** FRAGMENTO DEL DOCUMENTO **
En cuanto corresponde al coronel Carlos Fuero, el otro protagonista de esta historia casi irreal, más tarde fue gobernador de los estados de Coahuila, Nuevo León, Durango y Chihuahua. Ascendió a General de Brigada en 1871 y a la muerte de Juárez sostuvo al régimen de Sebastián Lerdo de Tejada contra la rebelión de Tuxtepec encabezada por Porfirio Díaz, a quien junto con Mariano Escobedo derrotó en Icamole, Nuevo León, en 1876. Triunfante sin embargo el movimiento porfirista, el caudillo oaxaqueño no tuvo empacho en incluirlo a su lado para que desempeñara diversos cargos con variada fortuna. Murió en la ciudad de México el 11 de enero de 1892.
Por último, reproduzco aquí parcialmente los versos con los que don Juan de Dios Peza, el famoso literato conocido como El Poeta del Hogar y fraternal amigo del malogrado Manuel Acuña, inmortalizó el suceso del que hoy me he ocupado y que fueron leídos por su autor en el cementerio francés cuando el General Fuero fue sepultado el 13 de enero de 1892:
Cuando cayó en Querétaro vencido/el infeliz y soñador monarca, /a quien deshizo el pueblo la corona/ llevándolo a morir en Las Campanas, /este soldado custodió a Castillo/ que condenado a muerte pidió gracia/ de ver a un sacerdote y a un letrado/ para arreglar sus últimas demandas. /«Yo no los llamaré» –le dijo Fuero–/tenéis para buscarlos puerta franca;/ sois todo pundonor y aquí os espero, /que os van a ejecutar por la mañana. /Salió el anciano jefe, con asombro/de todos los que allí le custodiaban;/no vuelve, pensó alguno– y Fuero dijo:/ «Un bravo así no falta a su palabra». /Y todos lo sabéis, tornó a su celda/ el jefe honrado de la opuesta causa. /Y aún no ha podido decidir la Historia/quién de los dos más alto se levanta. /Pero hechos como el hecho que recuerdo/ ¡el mundo admira y los envidia Esparta! (Peza, Juan de Dios, Las Glorias de México. Cantos a la Patria, Casas Editoriales México Maucci Hermanos; Buenos Aires Maucci Hermanos e Hijos; Habana José López Rodríguez, 1893, 331 p., pp. 260-261).

** MATERIAL PROPORCIONADO **

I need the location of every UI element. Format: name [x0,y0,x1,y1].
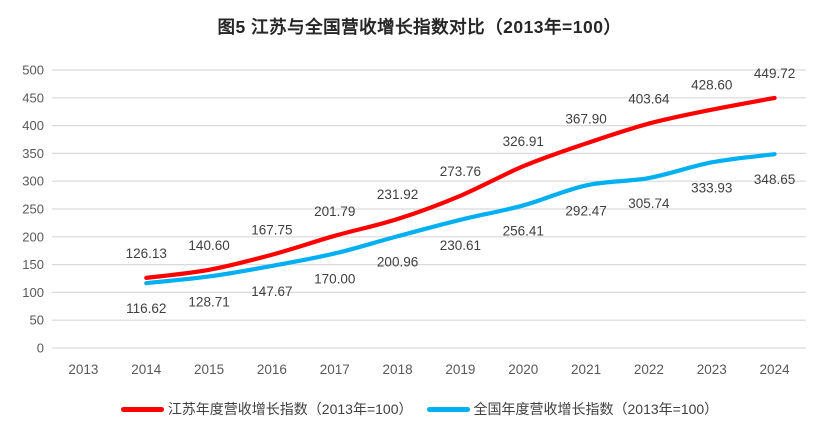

** INSTRUCCIONES **
(a) Según el fragmento del documento, ¿en qué año llegó Carlos Fuero a General de Brigada?
(b) Con base en los versos del fragmento del documento, explica para qué pidió Castillo ver a un sacerdote y a un letrado.

** RESPUESTAS EN ORDEN **
(a) En 1871.

(b) Castillo estaba condenado a muerte y lo iban a ejecutar por la mañana. Pidió ver a un sacerdote y a un letrado para arreglar sus últimas demandas.